Written exercise: Say how many lines of the listing below contain "ylabel", giving the number and nothing else.

Task inputs:

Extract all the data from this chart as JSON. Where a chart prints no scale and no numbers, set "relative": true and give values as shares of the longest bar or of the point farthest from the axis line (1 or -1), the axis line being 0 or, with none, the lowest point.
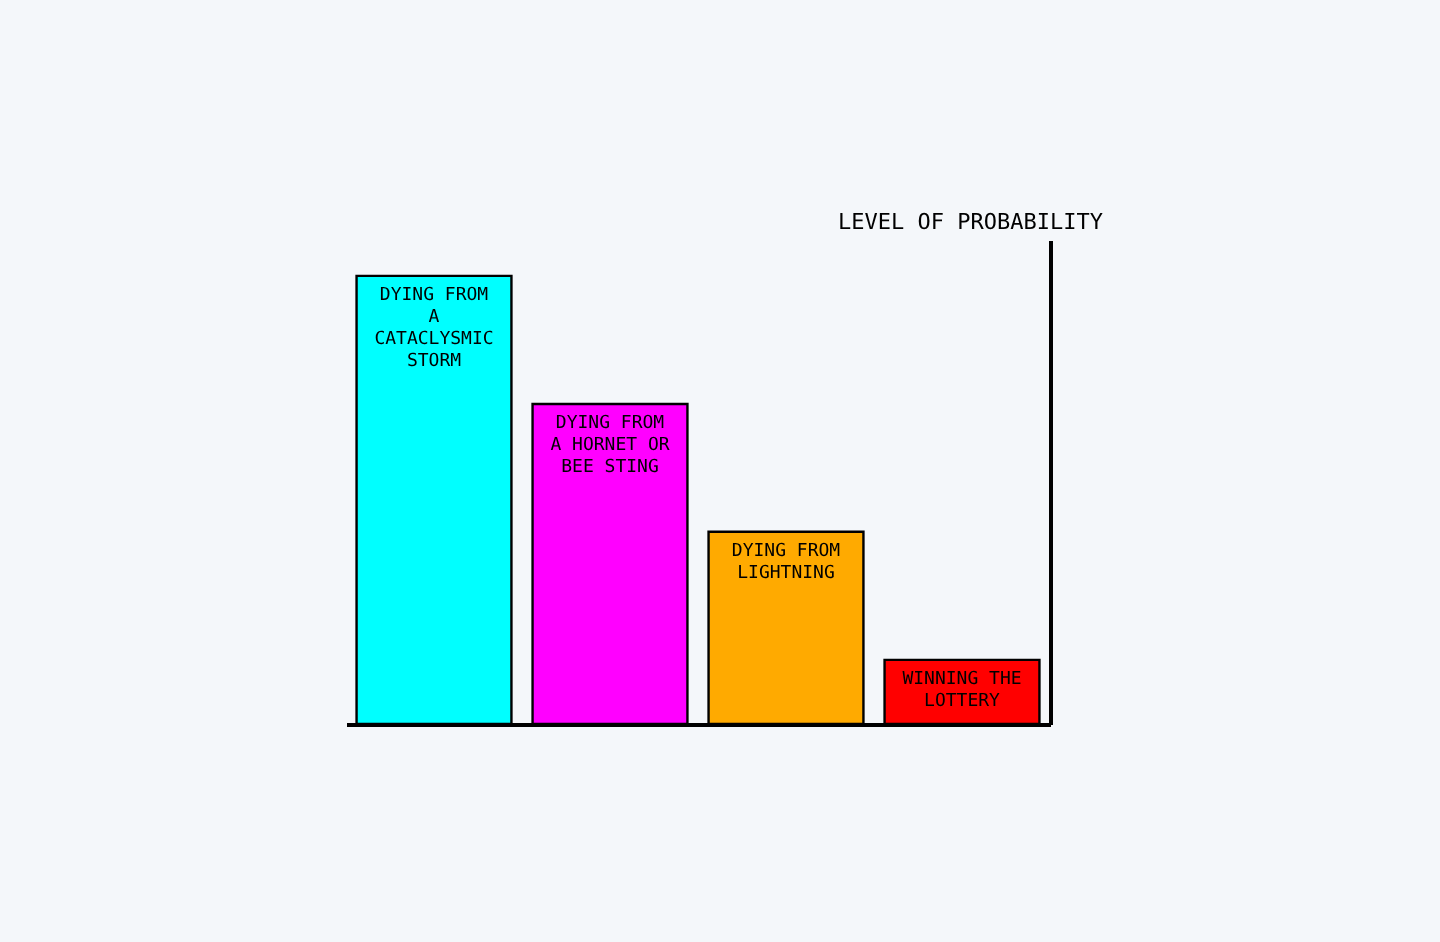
{
  "chart_data": {
    "type": "bar",
    "relative": true,
    "ylabel": "LEVEL OF PROBABILITY",
    "categories": [
      "DYING FROM A CATACLYSMIC STORM",
      "DYING FROM A HORNET OR BEE STING",
      "DYING FROM LIGHTNING",
      "WINNING THE LOTTERY"
    ],
    "values": [
      1,
      0.714,
      0.429,
      0.143
    ],
    "colors": [
      "#00ffff",
      "#ff00ff",
      "#ffaa00",
      "#ff0000"
    ]
  }
}
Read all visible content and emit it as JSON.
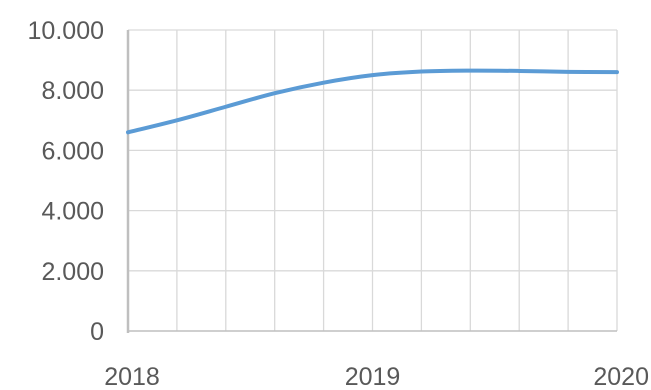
{
  "chart_data": {
    "type": "line",
    "title": "",
    "xlabel": "",
    "ylabel": "",
    "xlim": [
      2018,
      2020
    ],
    "ylim": [
      0,
      10000
    ],
    "y_ticks": [
      {
        "value": 0,
        "label": "0"
      },
      {
        "value": 2000,
        "label": "2.000"
      },
      {
        "value": 4000,
        "label": "4.000"
      },
      {
        "value": 6000,
        "label": "6.000"
      },
      {
        "value": 8000,
        "label": "8.000"
      },
      {
        "value": 10000,
        "label": "10.000"
      }
    ],
    "x_ticks": [
      {
        "value": 2018,
        "label": "2018"
      },
      {
        "value": 2019,
        "label": "2019"
      },
      {
        "value": 2020,
        "label": "2020"
      }
    ],
    "x_minor_step": 0.2,
    "grid": true,
    "legend": "none",
    "series": [
      {
        "color": "#5b9bd5",
        "x": [
          2018,
          2018.2,
          2018.4,
          2018.6,
          2018.8,
          2019,
          2019.2,
          2019.4,
          2019.6,
          2019.8,
          2020
        ],
        "values": [
          6600,
          7000,
          7450,
          7900,
          8250,
          8500,
          8620,
          8650,
          8640,
          8610,
          8600
        ]
      }
    ]
  }
}
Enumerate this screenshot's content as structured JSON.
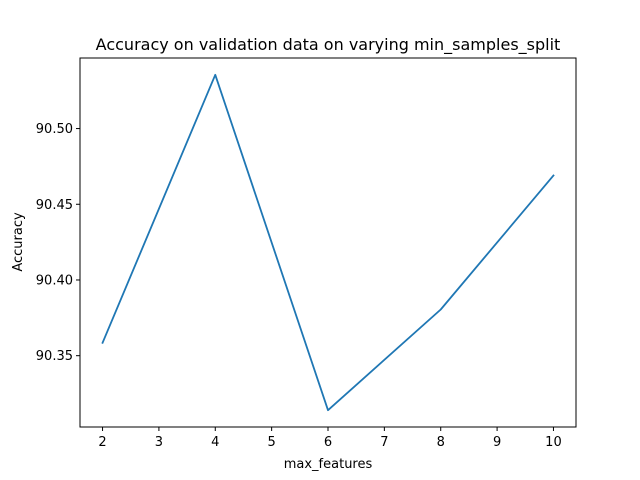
{
  "chart_data": {
    "type": "line",
    "title": "Accuracy on validation data on varying min_samples_split",
    "xlabel": "max_features",
    "ylabel": "Accuracy",
    "x": [
      2,
      4,
      6,
      8,
      10
    ],
    "series": [
      {
        "values": [
          90.3585,
          90.5355,
          90.314,
          90.3805,
          90.469
        ],
        "color": "#1f77b4"
      }
    ],
    "xlim": [
      1.6,
      10.4
    ],
    "ylim": [
      90.3029,
      90.5466
    ],
    "xticks": [
      2,
      3,
      4,
      5,
      6,
      7,
      8,
      9,
      10
    ],
    "yticks": [
      90.35,
      90.4,
      90.45,
      90.5
    ],
    "ytick_labels": [
      "90.35",
      "90.40",
      "90.45",
      "90.50"
    ],
    "grid": false,
    "legend": "none"
  }
}
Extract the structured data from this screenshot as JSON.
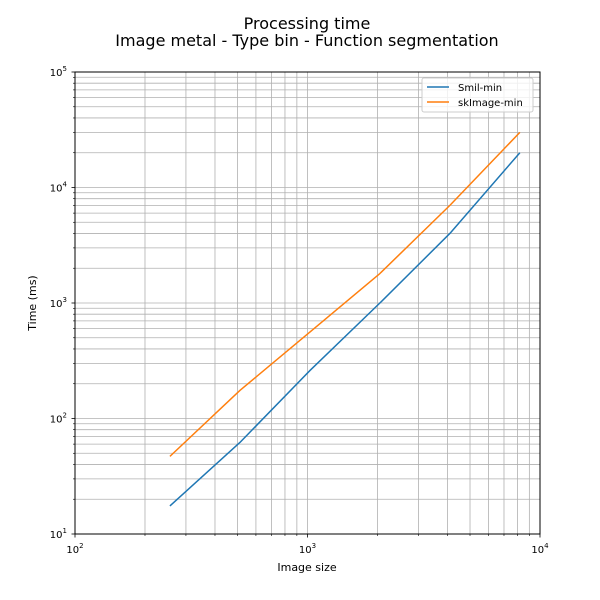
{
  "chart_data": {
    "type": "line",
    "title": "Processing time",
    "subtitle": "Image metal - Type bin - Function segmentation",
    "xlabel": "Image size",
    "ylabel": "Time (ms)",
    "xscale": "log",
    "yscale": "log",
    "xlim": [
      100,
      10000
    ],
    "ylim": [
      10,
      100000
    ],
    "grid": true,
    "legend_position": "top-right",
    "x_ticks": [
      {
        "value": 100,
        "base": "10",
        "exp": "2"
      },
      {
        "value": 1000,
        "base": "10",
        "exp": "3"
      },
      {
        "value": 10000,
        "base": "10",
        "exp": "4"
      }
    ],
    "y_ticks": [
      {
        "value": 10,
        "base": "10",
        "exp": "1"
      },
      {
        "value": 100,
        "base": "10",
        "exp": "2"
      },
      {
        "value": 1000,
        "base": "10",
        "exp": "3"
      },
      {
        "value": 10000,
        "base": "10",
        "exp": "4"
      },
      {
        "value": 100000,
        "base": "10",
        "exp": "5"
      }
    ],
    "series": [
      {
        "name": "Smil-min",
        "color": "#1f77b4",
        "x": [
          256,
          512,
          1024,
          2048,
          4096,
          8192
        ],
        "y": [
          17.5,
          62,
          260,
          1000,
          4000,
          20000
        ]
      },
      {
        "name": "skImage-min",
        "color": "#ff7f0e",
        "x": [
          256,
          512,
          1024,
          2048,
          4096,
          8192
        ],
        "y": [
          47,
          175,
          560,
          1800,
          7000,
          30000
        ]
      }
    ]
  }
}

Solution: 4